→ **Task directions**
Quote the data below in full, please, without altering anything.

→ **Input material**
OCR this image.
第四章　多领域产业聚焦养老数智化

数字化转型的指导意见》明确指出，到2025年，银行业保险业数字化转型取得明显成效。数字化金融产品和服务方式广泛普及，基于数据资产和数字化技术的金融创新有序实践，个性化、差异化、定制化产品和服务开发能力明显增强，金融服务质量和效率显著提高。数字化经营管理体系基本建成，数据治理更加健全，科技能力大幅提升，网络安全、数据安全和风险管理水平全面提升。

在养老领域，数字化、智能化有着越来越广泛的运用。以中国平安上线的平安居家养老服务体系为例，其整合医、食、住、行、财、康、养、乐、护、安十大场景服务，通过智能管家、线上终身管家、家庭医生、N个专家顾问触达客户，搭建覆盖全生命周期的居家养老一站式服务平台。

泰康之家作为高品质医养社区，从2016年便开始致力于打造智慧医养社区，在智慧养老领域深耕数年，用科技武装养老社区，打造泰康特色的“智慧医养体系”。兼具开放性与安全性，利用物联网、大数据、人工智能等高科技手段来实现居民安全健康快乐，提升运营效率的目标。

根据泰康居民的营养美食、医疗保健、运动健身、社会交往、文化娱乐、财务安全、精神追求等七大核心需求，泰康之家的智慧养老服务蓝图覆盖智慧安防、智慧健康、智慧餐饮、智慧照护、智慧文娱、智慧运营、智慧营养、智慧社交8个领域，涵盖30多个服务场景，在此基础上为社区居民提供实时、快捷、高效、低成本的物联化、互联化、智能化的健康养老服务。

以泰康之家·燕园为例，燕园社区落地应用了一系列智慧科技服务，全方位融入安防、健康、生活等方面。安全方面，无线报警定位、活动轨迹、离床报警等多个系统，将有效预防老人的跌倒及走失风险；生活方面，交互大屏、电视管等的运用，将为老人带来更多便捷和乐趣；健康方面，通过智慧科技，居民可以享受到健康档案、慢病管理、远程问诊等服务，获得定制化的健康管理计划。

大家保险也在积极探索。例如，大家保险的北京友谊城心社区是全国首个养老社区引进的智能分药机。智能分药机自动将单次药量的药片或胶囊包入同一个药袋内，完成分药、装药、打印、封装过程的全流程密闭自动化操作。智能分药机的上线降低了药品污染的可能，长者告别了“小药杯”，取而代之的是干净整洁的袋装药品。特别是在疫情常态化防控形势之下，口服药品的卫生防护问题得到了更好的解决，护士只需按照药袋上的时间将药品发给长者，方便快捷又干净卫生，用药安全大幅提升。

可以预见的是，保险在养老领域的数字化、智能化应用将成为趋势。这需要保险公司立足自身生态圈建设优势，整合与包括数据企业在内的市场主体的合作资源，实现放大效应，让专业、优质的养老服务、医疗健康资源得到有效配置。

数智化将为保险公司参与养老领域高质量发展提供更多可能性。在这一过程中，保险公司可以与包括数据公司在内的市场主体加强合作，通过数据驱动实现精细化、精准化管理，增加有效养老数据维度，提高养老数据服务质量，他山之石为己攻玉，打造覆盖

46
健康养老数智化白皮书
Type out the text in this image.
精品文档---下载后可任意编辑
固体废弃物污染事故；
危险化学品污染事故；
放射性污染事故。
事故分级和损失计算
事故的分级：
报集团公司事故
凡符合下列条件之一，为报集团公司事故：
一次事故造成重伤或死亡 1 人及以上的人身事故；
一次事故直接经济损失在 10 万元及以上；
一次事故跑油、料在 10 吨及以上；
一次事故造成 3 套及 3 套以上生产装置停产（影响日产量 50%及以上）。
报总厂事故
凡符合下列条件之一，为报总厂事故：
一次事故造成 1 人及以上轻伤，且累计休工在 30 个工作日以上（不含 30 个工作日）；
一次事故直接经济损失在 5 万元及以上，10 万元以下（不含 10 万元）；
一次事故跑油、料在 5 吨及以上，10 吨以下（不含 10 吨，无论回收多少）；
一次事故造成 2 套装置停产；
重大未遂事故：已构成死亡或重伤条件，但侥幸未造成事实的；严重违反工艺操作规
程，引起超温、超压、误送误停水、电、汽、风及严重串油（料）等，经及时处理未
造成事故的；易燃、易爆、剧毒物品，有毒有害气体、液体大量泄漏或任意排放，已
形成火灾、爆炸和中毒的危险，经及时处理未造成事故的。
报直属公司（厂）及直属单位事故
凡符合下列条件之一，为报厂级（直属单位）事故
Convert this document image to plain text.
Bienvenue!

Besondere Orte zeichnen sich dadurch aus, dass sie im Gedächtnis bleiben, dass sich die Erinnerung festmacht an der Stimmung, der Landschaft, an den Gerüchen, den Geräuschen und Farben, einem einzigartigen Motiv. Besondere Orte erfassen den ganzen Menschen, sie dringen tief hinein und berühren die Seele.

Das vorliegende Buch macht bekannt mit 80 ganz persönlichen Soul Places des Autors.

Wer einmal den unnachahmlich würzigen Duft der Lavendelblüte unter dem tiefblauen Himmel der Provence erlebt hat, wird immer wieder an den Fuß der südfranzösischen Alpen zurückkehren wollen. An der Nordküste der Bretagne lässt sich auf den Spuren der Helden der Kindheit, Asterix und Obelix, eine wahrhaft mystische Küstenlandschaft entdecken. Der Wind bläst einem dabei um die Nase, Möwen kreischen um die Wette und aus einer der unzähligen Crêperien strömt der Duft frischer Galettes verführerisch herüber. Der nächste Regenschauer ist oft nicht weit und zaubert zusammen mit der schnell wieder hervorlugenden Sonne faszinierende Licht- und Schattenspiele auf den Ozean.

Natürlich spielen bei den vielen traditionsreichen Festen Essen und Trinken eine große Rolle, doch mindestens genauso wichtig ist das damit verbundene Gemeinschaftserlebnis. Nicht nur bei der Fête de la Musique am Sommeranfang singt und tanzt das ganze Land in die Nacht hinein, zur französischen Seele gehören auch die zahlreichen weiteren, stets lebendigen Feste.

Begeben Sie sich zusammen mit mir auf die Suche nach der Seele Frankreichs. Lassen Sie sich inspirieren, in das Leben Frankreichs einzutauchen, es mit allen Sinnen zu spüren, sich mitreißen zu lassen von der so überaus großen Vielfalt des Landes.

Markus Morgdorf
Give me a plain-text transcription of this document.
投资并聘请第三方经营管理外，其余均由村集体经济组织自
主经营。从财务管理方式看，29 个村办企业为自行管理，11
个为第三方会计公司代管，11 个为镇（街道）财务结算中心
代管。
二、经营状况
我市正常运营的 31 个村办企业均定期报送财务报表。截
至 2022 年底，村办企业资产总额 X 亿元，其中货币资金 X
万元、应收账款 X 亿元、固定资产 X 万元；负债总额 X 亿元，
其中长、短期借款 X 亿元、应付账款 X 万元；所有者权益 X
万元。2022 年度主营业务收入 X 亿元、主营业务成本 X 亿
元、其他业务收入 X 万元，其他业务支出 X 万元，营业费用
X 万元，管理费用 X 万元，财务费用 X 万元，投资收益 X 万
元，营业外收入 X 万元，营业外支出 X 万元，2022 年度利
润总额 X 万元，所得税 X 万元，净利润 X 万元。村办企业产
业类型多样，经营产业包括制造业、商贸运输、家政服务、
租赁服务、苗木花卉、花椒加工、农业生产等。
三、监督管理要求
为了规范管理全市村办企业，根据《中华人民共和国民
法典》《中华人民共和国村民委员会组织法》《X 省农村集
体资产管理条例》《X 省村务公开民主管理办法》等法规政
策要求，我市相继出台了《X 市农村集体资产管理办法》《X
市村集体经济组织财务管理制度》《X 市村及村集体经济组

→ **Answer to this problem**
OCR this image.
第四章　多领域产业聚焦养老数智化

数字化转型的指导意见》明确指出，到2025年，银行业保险业数字化转型取得明显成效。数字化金融产品和服务方式广泛普及，基于数据资产和数字化技术的金融创新有序实践，个性化、差异化、定制化产品和服务开发能力明显增强，金融服务质量和效率显著提高。数字化经营管理体系基本建成，数据治理更加健全，科技能力大幅提升，网络安全、数据安全和风险管理水平全面提升。

在养老领域，数字化、智能化有着越来越广泛的运用。以中国平安上线的平安居家养老服务体系为例，其整合医、食、住、行、财、康、养、乐、护、安十大场景服务，通过智能管家、线上终身管家、家庭医生、N个专家顾问触达客户，搭建覆盖全生命周期的居家养老一站式服务平台。

泰康之家作为高品质医养社区，从2016年便开始致力于打造智慧医养社区，在智慧养老领域深耕数年，用科技武装养老社区，打造泰康特色的“智慧医养体系”。兼具开放性与安全性，利用物联网、大数据、人工智能等高科技手段来实现居民安全健康快乐，提升运营效率的目标。

根据泰康居民的营养美食、医疗保健、运动健身、社会交往、文化娱乐、财务安全、精神追求等七大核心需求，泰康之家的智慧养老服务蓝图覆盖智慧安防、智慧健康、智慧餐饮、智慧照护、智慧文娱、智慧运营、智慧营养、智慧社交8个领域，涵盖30多个服务场景，在此基础上为社区居民提供实时、快捷、高效、低成本的物联化、互联化、智能化的健康养老服务。

以泰康之家·燕园为例，燕园社区落地应用了一系列智慧科技服务，全方位融入安防、健康、生活等方面。安全方面，无线报警定位、活动轨迹、离床报警等多个系统，将有效预防老人的跌倒及走失风险；生活方面，交互大屏、电视管等的运用，将为老人带来更多便捷和乐趣；健康方面，通过智慧科技，居民可以享受到健康档案、慢病管理、远程问诊等服务，获得定制化的健康管理计划。

大家保险也在积极探索。例如，大家保险的北京友谊城心社区是全国首个养老社区引进的智能分药机。智能分药机自动将单次药量的药片或胶囊包入同一个药袋内，完成分药、装药、打印、封装过程的全流程密闭自动化操作。智能分药机的上线降低了药品污染的可能，长者告别了“小药杯”，取而代之的是干净整洁的袋装药品。特别是在疫情常态化防控形势之下，口服药品的卫生防护问题得到了更好的解决，护士只需按照药袋上的时间将药品发给长者，方便快捷又干净卫生，用药安全大幅提升。

可以预见的是，保险在养老领域的数字化、智能化应用将成为趋势。这需要保险公司立足自身生态圈建设优势，整合与包括数据企业在内的市场主体的合作资源，实现放大效应，让专业、优质的养老服务、医疗健康资源得到有效配置。

数智化将为保险公司参与养老领域高质量发展提供更多可能性。在这一过程中，保险公司可以与包括数据公司在内的市场主体加强合作，通过数据驱动实现精细化、精准化管理，增加有效养老数据维度，提高养老数据服务质量，他山之石为己攻玉，打造覆盖

46
健康养老数智化白皮书
Type out the text in this image.
精品文档---下载后可任意编辑
固体废弃物污染事故；
危险化学品污染事故；
放射性污染事故。
事故分级和损失计算
事故的分级：
报集团公司事故
凡符合下列条件之一，为报集团公司事故：
一次事故造成重伤或死亡 1 人及以上的人身事故；
一次事故直接经济损失在 10 万元及以上；
一次事故跑油、料在 10 吨及以上；
一次事故造成 3 套及 3 套以上生产装置停产（影响日产量 50%及以上）。
报总厂事故
凡符合下列条件之一，为报总厂事故：
一次事故造成 1 人及以上轻伤，且累计休工在 30 个工作日以上（不含 30 个工作日）；
一次事故直接经济损失在 5 万元及以上，10 万元以下（不含 10 万元）；
一次事故跑油、料在 5 吨及以上，10 吨以下（不含 10 吨，无论回收多少）；
一次事故造成 2 套装置停产；
重大未遂事故：已构成死亡或重伤条件，但侥幸未造成事实的；严重违反工艺操作规
程，引起超温、超压、误送误停水、电、汽、风及严重串油（料）等，经及时处理未
造成事故的；易燃、易爆、剧毒物品，有毒有害气体、液体大量泄漏或任意排放，已
形成火灾、爆炸和中毒的危险，经及时处理未造成事故的。
报直属公司（厂）及直属单位事故
凡符合下列条件之一，为报厂级（直属单位）事故
Convert this document image to plain text.
Bienvenue!

Besondere Orte zeichnen sich dadurch aus, dass sie im Gedächtnis bleiben, dass sich die Erinnerung festmacht an der Stimmung, der Landschaft, an den Gerüchen, den Geräuschen und Farben, einem einzigartigen Motiv. Besondere Orte erfassen den ganzen Menschen, sie dringen tief hinein und berühren die Seele.

Das vorliegende Buch macht bekannt mit 80 ganz persönlichen Soul Places des Autors.

Wer einmal den unnachahmlich würzigen Duft der Lavendelblüte unter dem tiefblauen Himmel der Provence erlebt hat, wird immer wieder an den Fuß der südfranzösischen Alpen zurückkehren wollen. An der Nordküste der Bretagne lässt sich auf den Spuren der Helden der Kindheit, Asterix und Obelix, eine wahrhaft mystische Küstenlandschaft entdecken. Der Wind bläst einem dabei um die Nase, Möwen kreischen um die Wette und aus einer der unzähligen Crêperien strömt der Duft frischer Galettes verführerisch herüber. Der nächste Regenschauer ist oft nicht weit und zaubert zusammen mit der schnell wieder hervorlugenden Sonne faszinierende Licht- und Schattenspiele auf den Ozean.

Natürlich spielen bei den vielen traditionsreichen Festen Essen und Trinken eine große Rolle, doch mindestens genauso wichtig ist das damit verbundene Gemeinschaftserlebnis. Nicht nur bei der Fête de la Musique am Sommeranfang singt und tanzt das ganze Land in die Nacht hinein, zur französischen Seele gehören auch die zahlreichen weiteren, stets lebendigen Feste.

Begeben Sie sich zusammen mit mir auf die Suche nach der Seele Frankreichs. Lassen Sie sich inspirieren, in das Leben Frankreichs einzutauchen, es mit allen Sinnen zu spüren, sich mitreißen zu lassen von der so überaus großen Vielfalt des Landes.

Markus Morgdorf
Give me a plain-text transcription of this document.
投资并聘请第三方经营管理外，其余均由村集体经济组织自
主经营。从财务管理方式看，29 个村办企业为自行管理，11
个为第三方会计公司代管，11 个为镇（街道）财务结算中心
代管。
二、经营状况
我市正常运营的 31 个村办企业均定期报送财务报表。截
至 2022 年底，村办企业资产总额 X 亿元，其中货币资金 X
万元、应收账款 X 亿元、固定资产 X 万元；负债总额 X 亿元，
其中长、短期借款 X 亿元、应付账款 X 万元；所有者权益 X
万元。2022 年度主营业务收入 X 亿元、主营业务成本 X 亿
元、其他业务收入 X 万元，其他业务支出 X 万元，营业费用
X 万元，管理费用 X 万元，财务费用 X 万元，投资收益 X 万
元，营业外收入 X 万元，营业外支出 X 万元，2022 年度利
润总额 X 万元，所得税 X 万元，净利润 X 万元。村办企业产
业类型多样，经营产业包括制造业、商贸运输、家政服务、
租赁服务、苗木花卉、花椒加工、农业生产等。
三、监督管理要求
为了规范管理全市村办企业，根据《中华人民共和国民
法典》《中华人民共和国村民委员会组织法》《X 省农村集
体资产管理条例》《X 省村务公开民主管理办法》等法规政
策要求，我市相继出台了《X 市农村集体资产管理办法》《X
市村集体经济组织财务管理制度》《X 市村及村集体经济组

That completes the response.